Raw records>
========================================

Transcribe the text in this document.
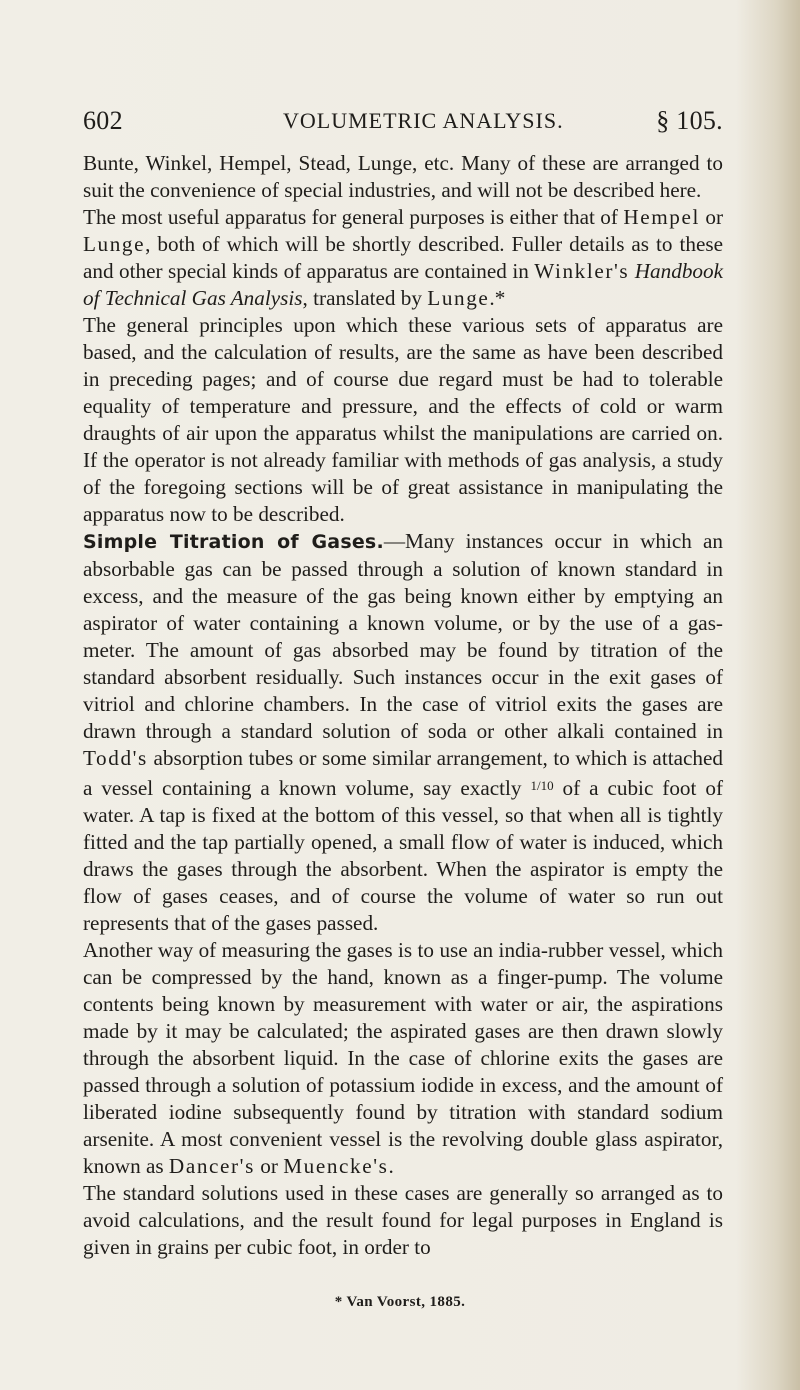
602	VOLUMETRIC ANALYSIS.	§ 105.

Bunte, Winkel, Hempel, Stead, Lunge, etc. Many of these are arranged to suit the convenience of special industries, and will not be described here.

The most useful apparatus for general purposes is either that of Hempel or Lunge, both of which will be shortly described. Fuller details as to these and other special kinds of apparatus are contained in Winkler's Handbook of Technical Gas Analysis, translated by Lunge.*

The general principles upon which these various sets of apparatus are based, and the calculation of results, are the same as have been described in preceding pages; and of course due regard must be had to tolerable equality of temperature and pressure, and the effects of cold or warm draughts of air upon the apparatus whilst the manipulations are carried on. If the operator is not already familiar with methods of gas analysis, a study of the foregoing sections will be of great assistance in manipulating the apparatus now to be described.

Simple Titration of Gases.—Many instances occur in which an absorbable gas can be passed through a solution of known standard in excess, and the measure of the gas being known either by emptying an aspirator of water containing a known volume, or by the use of a gas-meter. The amount of gas absorbed may be found by titration of the standard absorbent residually. Such instances occur in the exit gases of vitriol and chlorine chambers. In the case of vitriol exits the gases are drawn through a standard solution of soda or other alkali contained in Todd's absorption tubes or some similar arrangement, to which is attached a vessel containing a known volume, say exactly $^{1/10}$ of a cubic foot of water. A tap is fixed at the bottom of this vessel, so that when all is tightly fitted and the tap partially opened, a small flow of water is induced, which draws the gases through the absorbent. When the aspirator is empty the flow of gases ceases, and of course the volume of water so run out represents that of the gases passed.

Another way of measuring the gases is to use an india-rubber vessel, which can be compressed by the hand, known as a finger-pump. The volume contents being known by measurement with water or air, the aspirations made by it may be calculated; the aspirated gases are then drawn slowly through the absorbent liquid. In the case of chlorine exits the gases are passed through a solution of potassium iodide in excess, and the amount of liberated iodine subsequently found by titration with standard sodium arsenite. A most convenient vessel is the revolving double glass aspirator, known as Dancer's or Muencke's.

The standard solutions used in these cases are generally so arranged as to avoid calculations, and the result found for legal purposes in England is given in grains per cubic foot, in order to

* Van Voorst, 1885.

========================================

Your goal> Copy out all lines that carry the word "arranged".

Complete response>
Bunte, Winkel, Hempel, Stead, Lunge, etc. Many of these are arranged to suit the convenience of special industries, and will not be described here.
The standard solutions used in these cases are generally so arranged as to avoid calculations, and the result found for legal purposes in England is given in grains per cubic foot, in order to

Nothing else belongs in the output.